### Problem:
Copy every item below line for line, leaving out the pictures.

___ Dataset records ___

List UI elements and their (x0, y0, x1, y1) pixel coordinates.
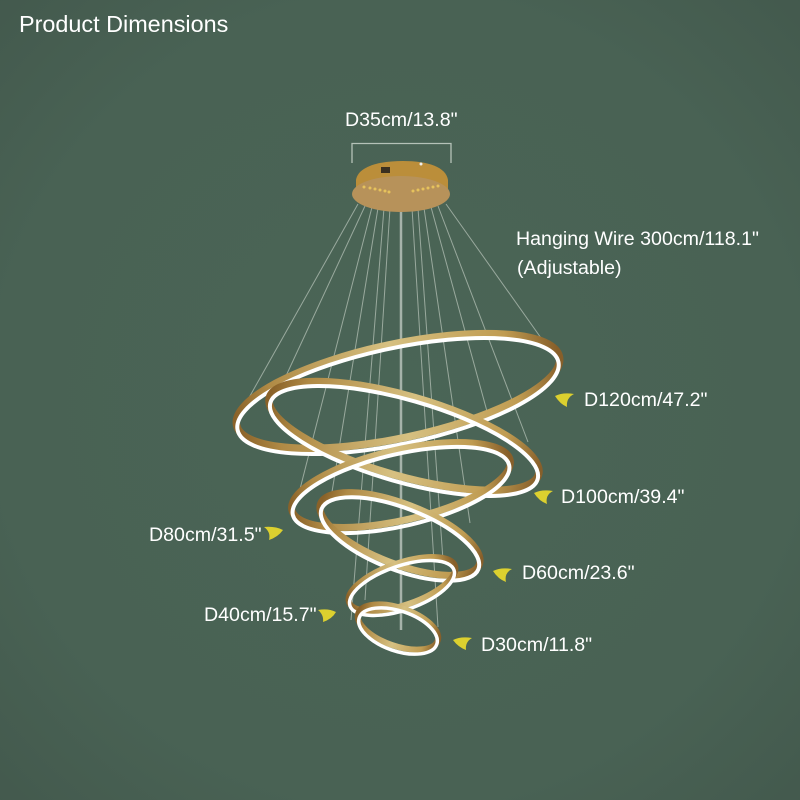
pointer icon D40 (318, 609, 336, 622)
pointer icon D120 (555, 393, 574, 407)
label D100: D100cm/39.4" (561, 486, 685, 508)
ring D40 (342, 546, 462, 627)
label D60: D60cm/23.6" (522, 562, 635, 584)
hanging wire label: (Adjustable) (517, 257, 622, 279)
ceiling canopy (352, 161, 450, 212)
hanging wires (246, 204, 546, 627)
pointer icon D60 (493, 568, 512, 582)
pointer icon D100 (534, 490, 553, 504)
ring D80 (284, 426, 518, 550)
label D30: D30cm/11.8" (481, 634, 592, 656)
pointer icon D30 (453, 637, 472, 650)
ring D30 (352, 595, 444, 663)
pointer icon D80 (264, 527, 283, 540)
title: Product Dimensions (19, 11, 228, 37)
label D120: D120cm/47.2" (584, 389, 708, 411)
canopy width bracket (352, 144, 451, 163)
ring D60 (310, 476, 490, 598)
hanging wire label (516, 228, 759, 279)
canopy dimension label: D35cm/13.8" (345, 109, 458, 131)
ring D100 (258, 359, 550, 519)
label D80: D80cm/31.5" (149, 524, 262, 546)
hanging wire label: Hanging Wire 300cm/118.1" (516, 228, 759, 250)
ring D120 (227, 311, 569, 477)
central support wire (400, 208, 402, 630)
label D40: D40cm/15.7" (204, 604, 317, 626)
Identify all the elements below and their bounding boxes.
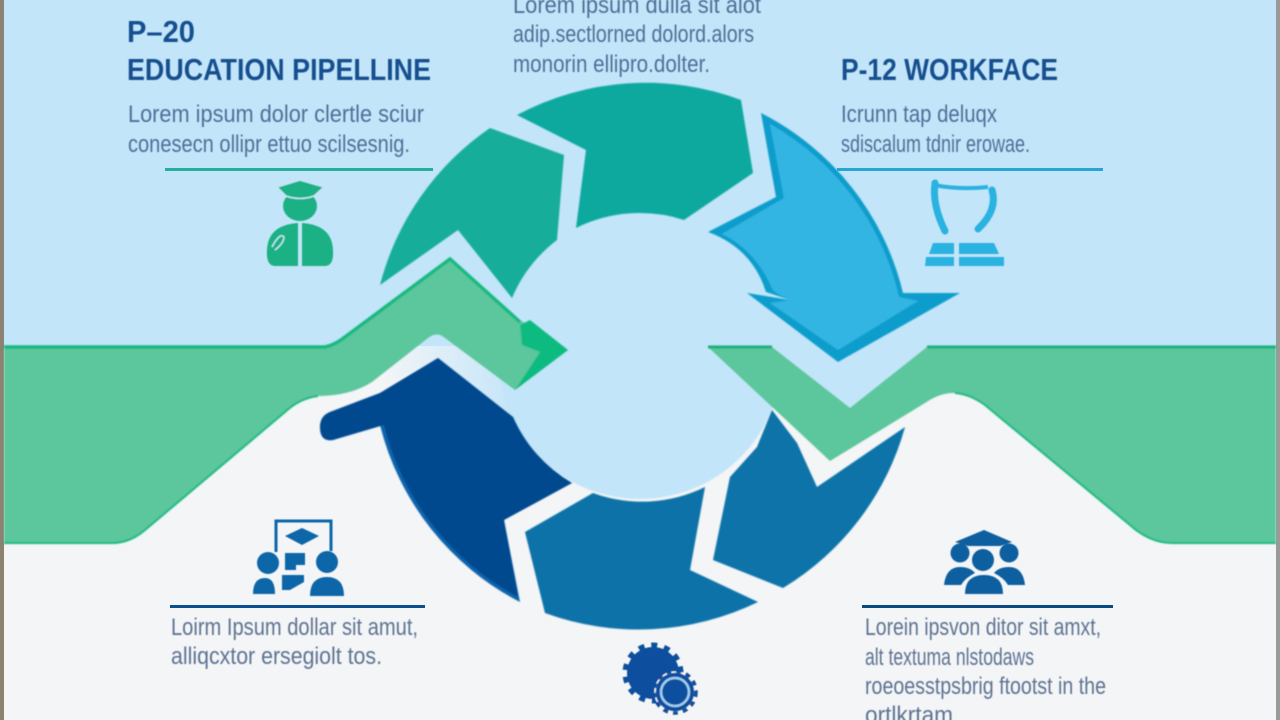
arrow: mid blue bottom [525,487,758,630]
text block: lower right: alt textuma nlstodaws [865,644,1034,671]
panel: P-20 education pipeline [127,14,433,266]
cycle arrows [320,83,960,630]
panel: P-12 workforce [837,52,1103,266]
text block: P-20 description: Lorem ipsum dolor clertle sciur [128,101,424,128]
panel: top centre text: monorin ellipro.dolter. [513,51,710,78]
arrow: teal top [517,83,753,228]
icon: group of people [944,530,1025,594]
arrow: sky blue right [708,113,960,362]
panel: top centre text: adip.sectlorned dolord.alors [513,21,754,48]
text block: lower right: Lorein ipsvon ditor sit amxt, [865,614,1101,641]
text block: P-12 description [841,101,1030,158]
text block: lower left: alliqcxtor ersegiolt tos. [171,643,382,670]
panel: lower left [170,521,425,670]
centre circle [498,215,782,499]
text block: P-12 description: Icrunn tap deluqx [841,101,997,128]
heading: P-20 [127,14,431,87]
text block: lower left [171,614,418,670]
panel: lower right [862,530,1113,720]
text block: lower right [865,614,1106,720]
text block: P-12 description: sdiscalum tdnir erowae. [841,131,1030,158]
icon: graduate [267,180,333,266]
text block: lower left: Loirm Ipsum dollar sit amut, [171,614,418,641]
arrow: teal left [380,128,564,298]
text block: P-20 description [128,101,424,158]
heading: P-20: P–20 [127,14,195,49]
text block: P-20 description: conesecn ollipr ettuo scilsesnig. [128,131,410,158]
heading: P-20: EDUCATION PIPELLINE [127,52,431,87]
heading: P-12 workface: P-12 WORKFACE [841,52,1058,87]
icon: workforce [925,183,1004,266]
arrow: navy left [320,358,572,602]
green band: right [708,347,1276,543]
panel: top centre text [513,0,761,78]
arrow: mid blue right [713,410,905,588]
green band: left [4,258,568,543]
icon: gears [625,645,696,713]
text block: lower right: roeoesstpsbrig ftootst in the [865,673,1106,700]
icon: classroom board [253,521,344,596]
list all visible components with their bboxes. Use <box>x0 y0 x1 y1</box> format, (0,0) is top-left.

___

### Answer to the problem:
List UI elements and their (x0, y0, x1, y1) pixel coordinates.
pointer icon D40 (318, 609, 336, 622)
pointer icon D120 (555, 393, 574, 407)
label D100: D100cm/39.4" (561, 486, 685, 508)
ring D40 (342, 546, 462, 627)
label D60: D60cm/23.6" (522, 562, 635, 584)
hanging wire label: (Adjustable) (517, 257, 622, 279)
ceiling canopy (352, 161, 450, 212)
hanging wires (246, 204, 546, 627)
pointer icon D60 (493, 568, 512, 582)
pointer icon D100 (534, 490, 553, 504)
ring D80 (284, 426, 518, 550)
label D30: D30cm/11.8" (481, 634, 592, 656)
pointer icon D30 (453, 637, 472, 650)
ring D30 (352, 595, 444, 663)
pointer icon D80 (264, 527, 283, 540)
title: Product Dimensions (19, 11, 228, 37)
label D120: D120cm/47.2" (584, 389, 708, 411)
canopy width bracket (352, 144, 451, 163)
ring D60 (310, 476, 490, 598)
hanging wire label (516, 228, 759, 279)
canopy dimension label: D35cm/13.8" (345, 109, 458, 131)
ring D100 (258, 359, 550, 519)
label D80: D80cm/31.5" (149, 524, 262, 546)
hanging wire label: Hanging Wire 300cm/118.1" (516, 228, 759, 250)
ring D120 (227, 311, 569, 477)
central support wire (400, 208, 402, 630)
label D40: D40cm/15.7" (204, 604, 317, 626)
Identify all the elements below and their bounding boxes.
arrow: mid blue bottom [525,487,758,630]
text block: lower right: alt textuma nlstodaws [865,644,1034,671]
panel: P-20 education pipeline [127,14,433,266]
cycle arrows [320,83,960,630]
panel: P-12 workforce [837,52,1103,266]
text block: P-20 description: Lorem ipsum dolor clertle sciur [128,101,424,128]
panel: top centre text: monorin ellipro.dolter. [513,51,710,78]
arrow: teal top [517,83,753,228]
icon: group of people [944,530,1025,594]
arrow: sky blue right [708,113,960,362]
panel: top centre text: adip.sectlorned dolord.alors [513,21,754,48]
text block: lower right: Lorein ipsvon ditor sit amxt, [865,614,1101,641]
text block: P-12 description [841,101,1030,158]
text block: lower left: alliqcxtor ersegiolt tos. [171,643,382,670]
panel: lower left [170,521,425,670]
centre circle [498,215,782,499]
text block: P-12 description: Icrunn tap deluqx [841,101,997,128]
heading: P-20 [127,14,431,87]
text block: lower left [171,614,418,670]
panel: lower right [862,530,1113,720]
text block: lower right [865,614,1106,720]
text block: P-12 description: sdiscalum tdnir erowae. [841,131,1030,158]
icon: graduate [267,180,333,266]
text block: lower left: Loirm Ipsum dollar sit amut, [171,614,418,641]
arrow: teal left [380,128,564,298]
text block: P-20 description [128,101,424,158]
heading: P-20: P–20 [127,14,195,49]
text block: P-20 description: conesecn ollipr ettuo scilsesnig. [128,131,410,158]
heading: P-20: EDUCATION PIPELLINE [127,52,431,87]
heading: P-12 workface: P-12 WORKFACE [841,52,1058,87]
icon: workforce [925,183,1004,266]
arrow: navy left [320,358,572,602]
green band: right [708,347,1276,543]
panel: top centre text [513,0,761,78]
arrow: mid blue right [713,410,905,588]
green band: left [4,258,568,543]
icon: gears [625,645,696,713]
text block: lower right: roeoesstpsbrig ftootst in the [865,673,1106,700]
icon: classroom board [253,521,344,596]
list all visible components with their bboxes. Use <box>x0 y0 x1 y1</box> format, (0,0) is top-left.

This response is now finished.